• [SHORT PROBLEM]: Keep only those lines of the records that include the string "document".

• [THE RECORDS]:
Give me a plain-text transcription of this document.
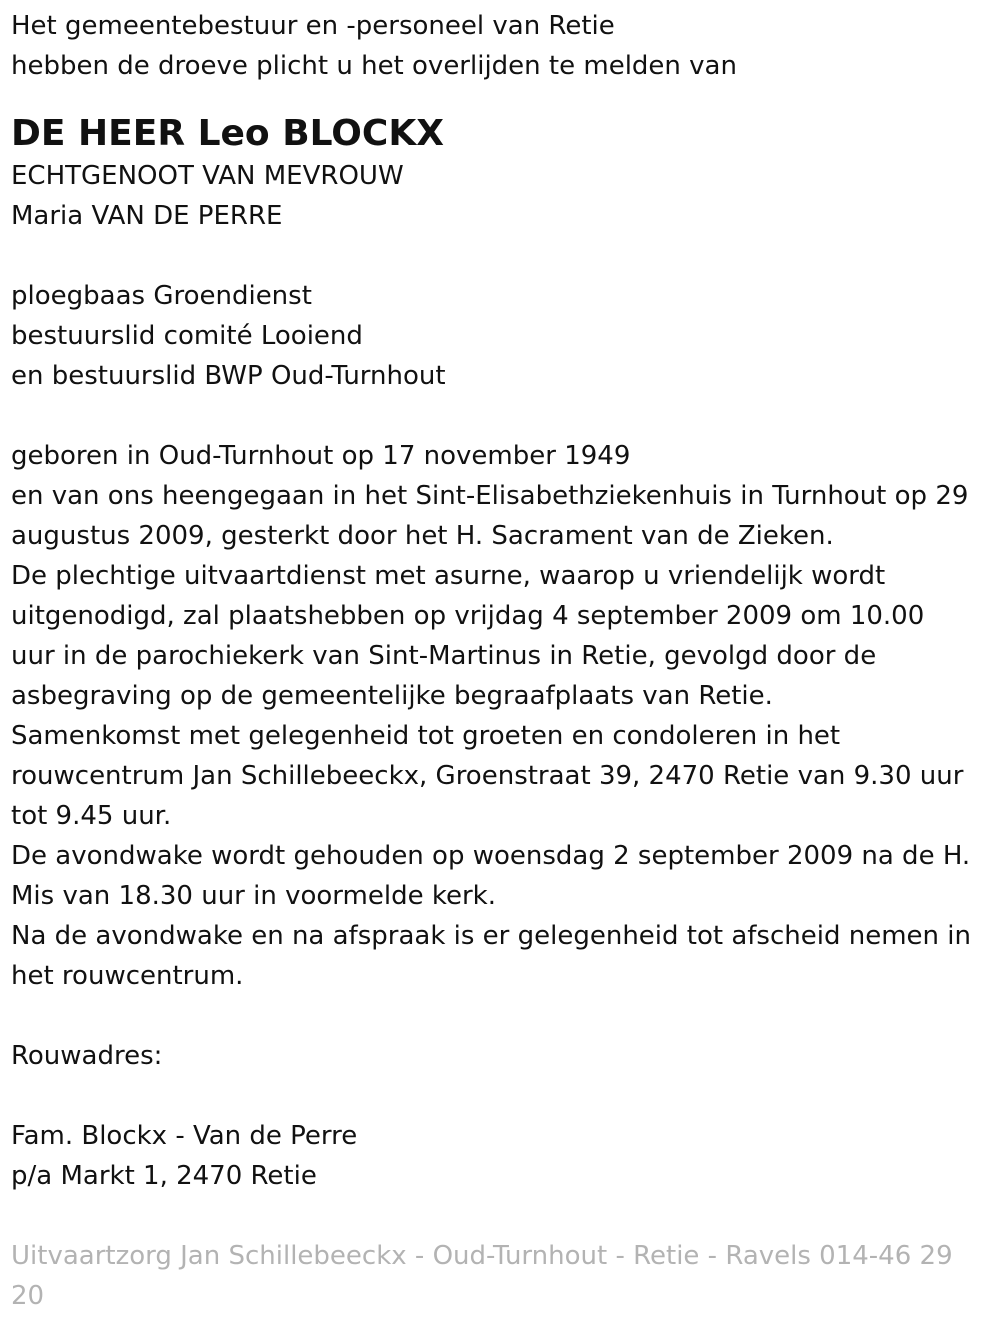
Het gemeentebestuur en -personeel van Retie
hebben de droeve plicht u het overlijden te melden van
DE HEER Leo BLOCKX
ECHTGENOOT VAN MEVROUW
Maria VAN DE PERRE
ploegbaas Groendienst
bestuurslid comité Looiend
en bestuurslid BWP Oud-Turnhout
geboren in Oud-Turnhout op 17 november 1949
en van ons heengegaan in het Sint-Elisabethziekenhuis in Turnhout op 29
augustus 2009, gesterkt door het H. Sacrament van de Zieken.
De plechtige uitvaartdienst met asurne, waarop u vriendelijk wordt
uitgenodigd, zal plaatshebben op vrijdag 4 september 2009 om 10.00
uur in de parochiekerk van Sint-Martinus in Retie, gevolgd door de
asbegraving op de gemeentelijke begraafplaats van Retie.
Samenkomst met gelegenheid tot groeten en condoleren in het
rouwcentrum Jan Schillebeeckx, Groenstraat 39, 2470 Retie van 9.30 uur
tot 9.45 uur.
De avondwake wordt gehouden op woensdag 2 september 2009 na de H.
Mis van 18.30 uur in voormelde kerk.
Na de avondwake en na afspraak is er gelegenheid tot afscheid nemen in
het rouwcentrum.
Rouwadres:
Fam. Blockx - Van de Perre
p/a Markt 1, 2470 Retie
Uitvaartzorg Jan Schillebeeckx - Oud-Turnhout - Retie - Ravels 014-46 29
20
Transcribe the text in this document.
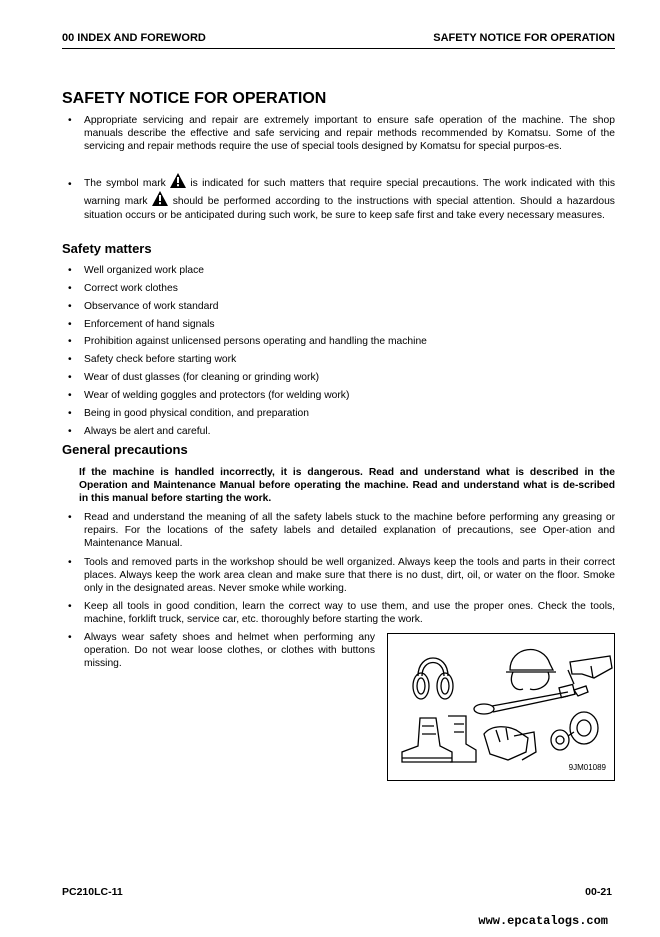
00 INDEX AND FOREWORD	SAFETY NOTICE FOR OPERATION
SAFETY NOTICE FOR OPERATION
• Appropriate servicing and repair are extremely important to ensure safe operation of the machine. The shop manuals describe the effective and safe servicing and repair methods recommended by Komatsu. Some of the servicing and repair methods require the use of special tools designed by Komatsu for special purpos-es.
• The symbol mark is indicated for such matters that require special precautions. The work indicated with this warning mark should be performed according to the instructions with special attention. Should a hazardous situation occurs or be anticipated during such work, be sure to keep safe first and take every necessary measures.
Safety matters
• Well organized work place
• Correct work clothes
• Observance of work standard
• Enforcement of hand signals
• Prohibition against unlicensed persons operating and handling the machine
• Safety check before starting work
• Wear of dust glasses (for cleaning or grinding work)
• Wear of welding goggles and protectors (for welding work)
• Being in good physical condition, and preparation
• Always be alert and careful.
General precautions
If the machine is handled incorrectly, it is dangerous. Read and understand what is described in the Operation and Maintenance Manual before operating the machine. Read and understand what is de-scribed in this manual before starting the work.
• Read and understand the meaning of all the safety labels stuck to the machine before performing any greasing or repairs. For the locations of the safety labels and detailed explanation of precautions, see Oper-ation and Maintenance Manual.
• Tools and removed parts in the workshop should be well organized. Always keep the tools and parts in their correct places. Always keep the work area clean and make sure that there is no dust, dirt, oil, or water on the floor. Smoke only in the designated areas. Never smoke while working.
• Keep all tools in good condition, learn the correct way to use them, and use the proper ones. Check the tools, machine, forklift truck, service car, etc. thoroughly before starting the work.
• Always wear safety shoes and helmet when performing any operation. Do not wear loose clothes, or clothes with buttons missing.
9JM01089
PC210LC-11	00-21
www.epcatalogs.com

• [REPLY TO THE EXERCISE]:
Give me a plain-text transcription of this document.
Transcribe the text in this document.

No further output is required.